Consigna 1: Transcribe del texto sobre higiene emocional el pasaje que empieza con las palabras que contienen "IGOR FERNÁNDEZ" y termina con "de los padres.".
Consigna 2: En el texto sobre higiene emocional, ¿con qué otro nombre se llama al cólera?
===== Fragmento de lectura =====
IGOR FERNÁNDEZ
PSICOLOGÍA

Higiene emocional

Esta mañana me he dado una ducha, he desayunado y después me he lavado los dientes antes de salir de casa. De hecho, me los lavo tres veces al día y es uno de mis hábitos de higiene, como supongo que de la mayoría de la gente. Me lo enseñaron de niño y sigue conmigo junto a otras rutinas de cuidado personal, como lavarse las manos antes de comer o cambiarse de ropa después de unos días. De hecho, me acuerdo de las campañas que se llevaban a cabo para concienciarnos a todos de la importancia de hacerlo… Por no hablar de la insistencia de los padres.

Sabemos desde hace mucho tiempo que estos hábitos de higiene están íntimamente relacionados con la prevención de enfermedades que hoy siguen matando a muchas personas en el mundo, como el cólera, por ejemplo, al que también llaman la enfermedad de las manos sucias.

Hemos empleado muchos esfuerzos para integrar el autocuidado físico y me pregunto qué pasaría hoy si hubiéramos aprendido de la misma forma hábitos de higiene sicológica. Estaba investigando sobre esta cuestión y me encontré con un sicólogo estadounidense que ha planteado algo similar. Se llama Guy Winch y es sicoterapeuta. En una de sus charlas, da cifras impactantes sobre los efectos de la soledad sobre la salud, por ejemplo, y cómo en Estados Unidos está relacionada con la obesidad, la alta presión arterial y, por supuesto, con la depresión, que tiene un impacto notable en el cuidado personal e incluso en una muerte prematura. Como otros tantos profesionales de la salud, se preguntaba qué pasaría si enseñáramos a nuestros hijos hábitos que pudieran prevenir los altos índices de depresión y ansiedad que después son tan evidentes en la vida adulta. Partiremos de la base de que esto va a suceder, vamos a tener momentos de soledad, ansiedad y algo similar a la depresión a lo largo del tiempo, del mismo modo que sabemos que nos vamos a caer, que vamos a estar enfermos o nos va a doler algún músculo del cuerpo. Y precisamente por esto parece razonable estar preparados.
===== Material listado =====
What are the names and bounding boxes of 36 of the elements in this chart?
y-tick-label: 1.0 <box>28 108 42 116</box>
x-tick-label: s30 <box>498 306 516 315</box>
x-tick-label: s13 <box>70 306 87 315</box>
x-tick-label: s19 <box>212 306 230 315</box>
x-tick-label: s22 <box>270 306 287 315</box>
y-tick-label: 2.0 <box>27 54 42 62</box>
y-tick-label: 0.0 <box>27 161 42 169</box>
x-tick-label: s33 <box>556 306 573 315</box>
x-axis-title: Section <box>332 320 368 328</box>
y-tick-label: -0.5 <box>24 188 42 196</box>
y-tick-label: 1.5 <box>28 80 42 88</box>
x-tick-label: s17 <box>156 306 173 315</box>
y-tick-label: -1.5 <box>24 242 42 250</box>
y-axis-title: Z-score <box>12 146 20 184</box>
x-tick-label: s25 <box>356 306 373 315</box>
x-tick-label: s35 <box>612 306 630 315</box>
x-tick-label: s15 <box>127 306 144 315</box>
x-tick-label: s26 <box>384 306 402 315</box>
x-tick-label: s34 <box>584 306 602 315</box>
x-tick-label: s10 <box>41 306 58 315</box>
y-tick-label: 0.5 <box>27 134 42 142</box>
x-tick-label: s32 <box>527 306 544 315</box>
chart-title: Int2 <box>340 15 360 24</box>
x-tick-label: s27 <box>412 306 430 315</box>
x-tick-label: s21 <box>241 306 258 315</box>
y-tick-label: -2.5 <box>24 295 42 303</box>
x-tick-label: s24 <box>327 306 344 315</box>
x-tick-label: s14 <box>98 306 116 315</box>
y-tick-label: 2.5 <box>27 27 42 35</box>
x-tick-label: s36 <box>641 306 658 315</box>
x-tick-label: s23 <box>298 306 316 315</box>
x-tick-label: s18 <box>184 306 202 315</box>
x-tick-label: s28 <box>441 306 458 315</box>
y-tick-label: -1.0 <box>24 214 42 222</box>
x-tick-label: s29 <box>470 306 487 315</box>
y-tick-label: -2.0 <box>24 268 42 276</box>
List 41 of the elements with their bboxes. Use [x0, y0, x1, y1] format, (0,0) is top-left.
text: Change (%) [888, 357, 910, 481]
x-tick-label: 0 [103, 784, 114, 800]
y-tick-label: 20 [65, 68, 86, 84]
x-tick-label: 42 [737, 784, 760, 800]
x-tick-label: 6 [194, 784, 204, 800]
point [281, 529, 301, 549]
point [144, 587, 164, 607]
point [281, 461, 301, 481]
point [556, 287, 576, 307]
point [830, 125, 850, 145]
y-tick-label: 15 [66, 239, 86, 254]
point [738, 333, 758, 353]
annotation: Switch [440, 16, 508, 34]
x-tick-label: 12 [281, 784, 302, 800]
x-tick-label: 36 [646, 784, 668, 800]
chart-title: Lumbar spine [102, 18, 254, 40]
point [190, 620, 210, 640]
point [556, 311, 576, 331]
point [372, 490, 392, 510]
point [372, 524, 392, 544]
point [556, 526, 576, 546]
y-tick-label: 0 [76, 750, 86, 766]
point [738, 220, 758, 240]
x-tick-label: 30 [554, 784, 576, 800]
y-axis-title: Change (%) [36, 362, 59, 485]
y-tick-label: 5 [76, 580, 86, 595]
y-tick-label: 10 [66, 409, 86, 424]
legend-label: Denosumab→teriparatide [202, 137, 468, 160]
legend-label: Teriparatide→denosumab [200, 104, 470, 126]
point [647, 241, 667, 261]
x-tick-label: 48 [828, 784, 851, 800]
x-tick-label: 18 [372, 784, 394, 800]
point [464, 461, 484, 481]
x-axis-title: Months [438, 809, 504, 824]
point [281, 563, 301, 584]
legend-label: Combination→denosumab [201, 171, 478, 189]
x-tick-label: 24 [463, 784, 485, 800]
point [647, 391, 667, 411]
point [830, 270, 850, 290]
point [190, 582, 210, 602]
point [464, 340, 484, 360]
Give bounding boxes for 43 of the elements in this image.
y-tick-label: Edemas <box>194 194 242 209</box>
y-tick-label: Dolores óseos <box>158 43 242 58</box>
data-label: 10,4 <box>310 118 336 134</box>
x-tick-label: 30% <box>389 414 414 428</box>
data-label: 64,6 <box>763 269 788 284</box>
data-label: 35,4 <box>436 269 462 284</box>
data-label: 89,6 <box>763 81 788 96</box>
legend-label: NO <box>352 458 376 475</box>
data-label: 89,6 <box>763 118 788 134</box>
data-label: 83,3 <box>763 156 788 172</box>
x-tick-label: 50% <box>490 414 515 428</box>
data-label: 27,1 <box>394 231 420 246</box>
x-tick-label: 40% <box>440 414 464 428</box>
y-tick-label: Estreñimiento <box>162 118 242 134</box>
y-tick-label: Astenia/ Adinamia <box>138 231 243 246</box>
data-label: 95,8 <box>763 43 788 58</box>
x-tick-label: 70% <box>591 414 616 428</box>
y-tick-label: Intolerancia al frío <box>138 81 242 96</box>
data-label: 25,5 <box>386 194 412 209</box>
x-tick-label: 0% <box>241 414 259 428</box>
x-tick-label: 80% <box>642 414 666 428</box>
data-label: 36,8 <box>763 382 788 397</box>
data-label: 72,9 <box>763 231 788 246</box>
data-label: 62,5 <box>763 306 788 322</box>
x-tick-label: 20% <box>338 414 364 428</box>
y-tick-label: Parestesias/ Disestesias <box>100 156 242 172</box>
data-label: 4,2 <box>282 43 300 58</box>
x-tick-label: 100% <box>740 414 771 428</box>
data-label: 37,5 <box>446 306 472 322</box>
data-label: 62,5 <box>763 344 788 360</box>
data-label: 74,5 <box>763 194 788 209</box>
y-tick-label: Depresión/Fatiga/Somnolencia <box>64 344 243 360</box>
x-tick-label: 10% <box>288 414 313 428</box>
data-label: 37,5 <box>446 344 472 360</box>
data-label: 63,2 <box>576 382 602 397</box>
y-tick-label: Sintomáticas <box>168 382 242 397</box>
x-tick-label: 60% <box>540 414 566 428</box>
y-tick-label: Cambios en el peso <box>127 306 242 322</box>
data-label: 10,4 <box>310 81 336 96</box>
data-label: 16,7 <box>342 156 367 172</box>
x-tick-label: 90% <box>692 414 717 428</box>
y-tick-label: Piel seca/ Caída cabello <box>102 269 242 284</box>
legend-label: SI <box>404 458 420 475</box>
=====
Respuesta 1:
IGOR FERNÁNDEZ
PSICOLOGÍA

Higiene emocional

Esta mañana me he dado una ducha, he desayunado y después me he lavado los dientes antes de salir de casa. De hecho, me los lavo tres veces al día y es uno de mis hábitos de higiene, como supongo que de la mayoría de la gente. Me lo enseñaron de niño y sigue conmigo junto a otras rutinas de cuidado personal, como lavarse las manos antes de comer o cambiarse de ropa después de unos días. De hecho, me acuerdo de las campañas que se llevaban a cabo para concienciarnos a todos de la importancia de hacerlo… Por no hablar de la insistencia de los padres.

Respuesta 2: La enfermedad de las manos sucias.